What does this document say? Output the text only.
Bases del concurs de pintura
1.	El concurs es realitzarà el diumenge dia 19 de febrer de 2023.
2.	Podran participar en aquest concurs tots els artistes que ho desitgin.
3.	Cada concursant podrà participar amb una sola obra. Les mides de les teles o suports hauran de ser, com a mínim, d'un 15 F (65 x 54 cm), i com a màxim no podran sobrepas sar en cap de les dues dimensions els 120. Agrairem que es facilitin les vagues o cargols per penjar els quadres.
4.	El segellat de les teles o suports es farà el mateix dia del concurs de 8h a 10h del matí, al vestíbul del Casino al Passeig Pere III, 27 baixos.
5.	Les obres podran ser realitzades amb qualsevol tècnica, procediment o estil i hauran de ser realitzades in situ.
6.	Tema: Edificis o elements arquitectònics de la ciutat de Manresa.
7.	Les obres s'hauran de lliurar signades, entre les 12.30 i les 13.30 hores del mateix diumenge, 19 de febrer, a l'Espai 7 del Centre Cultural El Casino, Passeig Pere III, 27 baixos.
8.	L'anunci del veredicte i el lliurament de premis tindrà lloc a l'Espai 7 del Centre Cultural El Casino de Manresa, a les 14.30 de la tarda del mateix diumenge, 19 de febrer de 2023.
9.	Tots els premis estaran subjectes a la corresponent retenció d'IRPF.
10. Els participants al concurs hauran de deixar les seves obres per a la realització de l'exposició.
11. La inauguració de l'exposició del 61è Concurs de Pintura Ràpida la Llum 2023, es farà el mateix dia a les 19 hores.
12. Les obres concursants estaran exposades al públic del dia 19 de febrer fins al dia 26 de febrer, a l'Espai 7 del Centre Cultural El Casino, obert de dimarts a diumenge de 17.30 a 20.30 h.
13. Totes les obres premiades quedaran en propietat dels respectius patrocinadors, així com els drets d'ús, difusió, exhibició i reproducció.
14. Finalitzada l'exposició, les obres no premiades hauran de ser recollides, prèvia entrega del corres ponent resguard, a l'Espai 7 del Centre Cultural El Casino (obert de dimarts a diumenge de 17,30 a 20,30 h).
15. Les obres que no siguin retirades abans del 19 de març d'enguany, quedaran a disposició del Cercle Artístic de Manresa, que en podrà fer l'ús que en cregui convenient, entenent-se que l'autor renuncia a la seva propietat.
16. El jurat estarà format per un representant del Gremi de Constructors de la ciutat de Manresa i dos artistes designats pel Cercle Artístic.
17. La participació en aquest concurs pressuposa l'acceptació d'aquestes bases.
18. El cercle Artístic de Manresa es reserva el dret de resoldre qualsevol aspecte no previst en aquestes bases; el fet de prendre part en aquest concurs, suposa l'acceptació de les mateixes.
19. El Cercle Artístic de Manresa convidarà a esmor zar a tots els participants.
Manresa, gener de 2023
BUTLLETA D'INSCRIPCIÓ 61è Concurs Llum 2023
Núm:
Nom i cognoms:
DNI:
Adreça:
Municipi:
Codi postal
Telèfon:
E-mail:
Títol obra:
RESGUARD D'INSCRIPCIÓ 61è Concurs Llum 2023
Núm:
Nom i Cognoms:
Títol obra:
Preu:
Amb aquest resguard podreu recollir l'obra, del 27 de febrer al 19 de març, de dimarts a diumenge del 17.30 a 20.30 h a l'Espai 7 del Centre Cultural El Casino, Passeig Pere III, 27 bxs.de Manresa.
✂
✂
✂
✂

----------------

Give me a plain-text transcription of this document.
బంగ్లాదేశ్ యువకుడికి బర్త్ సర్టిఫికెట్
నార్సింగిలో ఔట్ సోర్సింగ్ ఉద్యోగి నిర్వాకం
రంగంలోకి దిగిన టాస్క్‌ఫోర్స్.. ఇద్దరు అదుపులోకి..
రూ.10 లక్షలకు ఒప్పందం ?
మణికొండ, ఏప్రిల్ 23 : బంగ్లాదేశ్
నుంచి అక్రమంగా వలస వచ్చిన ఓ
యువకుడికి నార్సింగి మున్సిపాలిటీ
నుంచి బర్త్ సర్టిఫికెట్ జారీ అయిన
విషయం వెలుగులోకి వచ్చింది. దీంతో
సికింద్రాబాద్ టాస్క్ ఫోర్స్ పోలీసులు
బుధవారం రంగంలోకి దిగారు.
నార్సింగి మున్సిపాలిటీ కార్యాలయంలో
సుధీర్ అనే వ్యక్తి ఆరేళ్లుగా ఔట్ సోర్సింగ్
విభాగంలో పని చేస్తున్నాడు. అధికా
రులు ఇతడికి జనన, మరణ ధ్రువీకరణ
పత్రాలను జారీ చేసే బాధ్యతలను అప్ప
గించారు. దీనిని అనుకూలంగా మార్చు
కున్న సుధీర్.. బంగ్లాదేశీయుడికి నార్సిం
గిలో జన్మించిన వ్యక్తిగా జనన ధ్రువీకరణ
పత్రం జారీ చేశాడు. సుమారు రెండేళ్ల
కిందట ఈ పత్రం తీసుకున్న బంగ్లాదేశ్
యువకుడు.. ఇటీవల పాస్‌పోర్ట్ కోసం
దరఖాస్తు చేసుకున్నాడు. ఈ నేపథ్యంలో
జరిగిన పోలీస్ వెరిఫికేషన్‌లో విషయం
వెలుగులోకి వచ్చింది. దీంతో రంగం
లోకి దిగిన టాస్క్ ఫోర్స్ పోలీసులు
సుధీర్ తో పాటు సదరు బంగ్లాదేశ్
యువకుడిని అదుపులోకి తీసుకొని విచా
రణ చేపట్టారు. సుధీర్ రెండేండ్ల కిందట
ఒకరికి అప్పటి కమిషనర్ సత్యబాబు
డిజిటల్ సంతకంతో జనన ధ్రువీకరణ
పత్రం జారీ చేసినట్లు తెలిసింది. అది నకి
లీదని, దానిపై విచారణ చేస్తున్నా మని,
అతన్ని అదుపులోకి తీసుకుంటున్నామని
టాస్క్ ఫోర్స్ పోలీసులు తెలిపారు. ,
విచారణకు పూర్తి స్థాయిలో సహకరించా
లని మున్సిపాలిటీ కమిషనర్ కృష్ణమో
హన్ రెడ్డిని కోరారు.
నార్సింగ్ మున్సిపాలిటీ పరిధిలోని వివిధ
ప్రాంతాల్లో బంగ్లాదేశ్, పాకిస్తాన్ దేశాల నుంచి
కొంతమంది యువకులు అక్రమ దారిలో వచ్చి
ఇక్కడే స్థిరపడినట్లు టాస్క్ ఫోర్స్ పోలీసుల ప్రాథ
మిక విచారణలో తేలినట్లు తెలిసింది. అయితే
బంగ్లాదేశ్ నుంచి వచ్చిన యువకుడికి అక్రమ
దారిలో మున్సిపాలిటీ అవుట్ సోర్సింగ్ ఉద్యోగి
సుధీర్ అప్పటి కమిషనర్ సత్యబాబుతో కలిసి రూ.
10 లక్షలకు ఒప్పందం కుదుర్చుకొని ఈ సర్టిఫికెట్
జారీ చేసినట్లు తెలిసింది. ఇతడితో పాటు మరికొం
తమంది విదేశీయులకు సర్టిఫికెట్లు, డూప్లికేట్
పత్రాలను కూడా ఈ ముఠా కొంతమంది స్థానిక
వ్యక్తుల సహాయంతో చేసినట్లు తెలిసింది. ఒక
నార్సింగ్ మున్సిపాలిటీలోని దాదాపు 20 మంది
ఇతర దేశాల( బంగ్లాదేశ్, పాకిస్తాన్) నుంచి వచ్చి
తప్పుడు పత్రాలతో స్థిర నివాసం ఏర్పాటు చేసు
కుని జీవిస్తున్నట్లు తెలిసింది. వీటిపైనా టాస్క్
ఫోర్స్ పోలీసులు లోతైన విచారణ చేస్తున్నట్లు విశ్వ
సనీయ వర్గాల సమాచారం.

----------------

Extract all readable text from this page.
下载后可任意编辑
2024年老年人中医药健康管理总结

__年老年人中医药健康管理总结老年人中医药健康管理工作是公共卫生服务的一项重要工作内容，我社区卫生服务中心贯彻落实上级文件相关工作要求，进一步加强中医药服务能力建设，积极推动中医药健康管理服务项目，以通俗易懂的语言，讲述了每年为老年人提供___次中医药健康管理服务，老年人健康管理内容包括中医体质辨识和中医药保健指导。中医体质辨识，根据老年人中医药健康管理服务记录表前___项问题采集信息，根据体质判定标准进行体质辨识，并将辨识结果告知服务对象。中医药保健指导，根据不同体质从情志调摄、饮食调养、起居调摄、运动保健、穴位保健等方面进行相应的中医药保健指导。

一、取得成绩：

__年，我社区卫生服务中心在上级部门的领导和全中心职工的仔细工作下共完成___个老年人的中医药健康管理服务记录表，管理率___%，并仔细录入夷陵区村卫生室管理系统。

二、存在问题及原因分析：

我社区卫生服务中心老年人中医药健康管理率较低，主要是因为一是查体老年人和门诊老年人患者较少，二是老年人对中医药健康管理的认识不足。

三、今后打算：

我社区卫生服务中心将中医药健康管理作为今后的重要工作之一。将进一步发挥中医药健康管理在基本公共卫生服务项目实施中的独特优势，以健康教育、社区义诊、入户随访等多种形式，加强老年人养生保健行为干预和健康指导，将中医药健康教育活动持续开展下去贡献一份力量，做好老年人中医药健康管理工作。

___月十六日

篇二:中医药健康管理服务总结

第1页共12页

----------------

* _Requirement_: Go through the records and pull out each line that includes the word "acceptació".

* _Response_:
17. La participació en aquest concurs pressuposa l'acceptació d'aquestes bases.
18. El cercle Artístic de Manresa es reserva el dret de resoldre qualsevol aspecte no previst en aquestes bases; el fet de prendre part en aquest concurs, suposa l'acceptació de les mateixes.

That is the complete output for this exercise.